Read the lines that follow and tally those with the word "country"; give the number and nothing else.
********************
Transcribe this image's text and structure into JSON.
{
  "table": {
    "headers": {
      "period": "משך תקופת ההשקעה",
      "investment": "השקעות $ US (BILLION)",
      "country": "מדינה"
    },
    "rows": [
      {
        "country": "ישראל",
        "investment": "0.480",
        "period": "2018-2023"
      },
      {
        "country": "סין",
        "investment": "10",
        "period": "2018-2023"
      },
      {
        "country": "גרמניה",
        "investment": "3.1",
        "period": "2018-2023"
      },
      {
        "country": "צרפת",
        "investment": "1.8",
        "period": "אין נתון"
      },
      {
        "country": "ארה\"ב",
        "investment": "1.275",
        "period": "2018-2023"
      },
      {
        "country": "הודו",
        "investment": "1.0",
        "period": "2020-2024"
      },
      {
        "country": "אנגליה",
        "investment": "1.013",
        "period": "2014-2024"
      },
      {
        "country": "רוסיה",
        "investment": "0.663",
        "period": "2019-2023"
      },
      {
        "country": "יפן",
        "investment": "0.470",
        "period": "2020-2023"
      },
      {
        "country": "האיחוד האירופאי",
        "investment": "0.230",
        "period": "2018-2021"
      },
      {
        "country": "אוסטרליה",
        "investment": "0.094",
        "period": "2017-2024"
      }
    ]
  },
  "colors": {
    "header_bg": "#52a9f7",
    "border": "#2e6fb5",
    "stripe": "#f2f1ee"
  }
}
********************
* Exercise solution *
12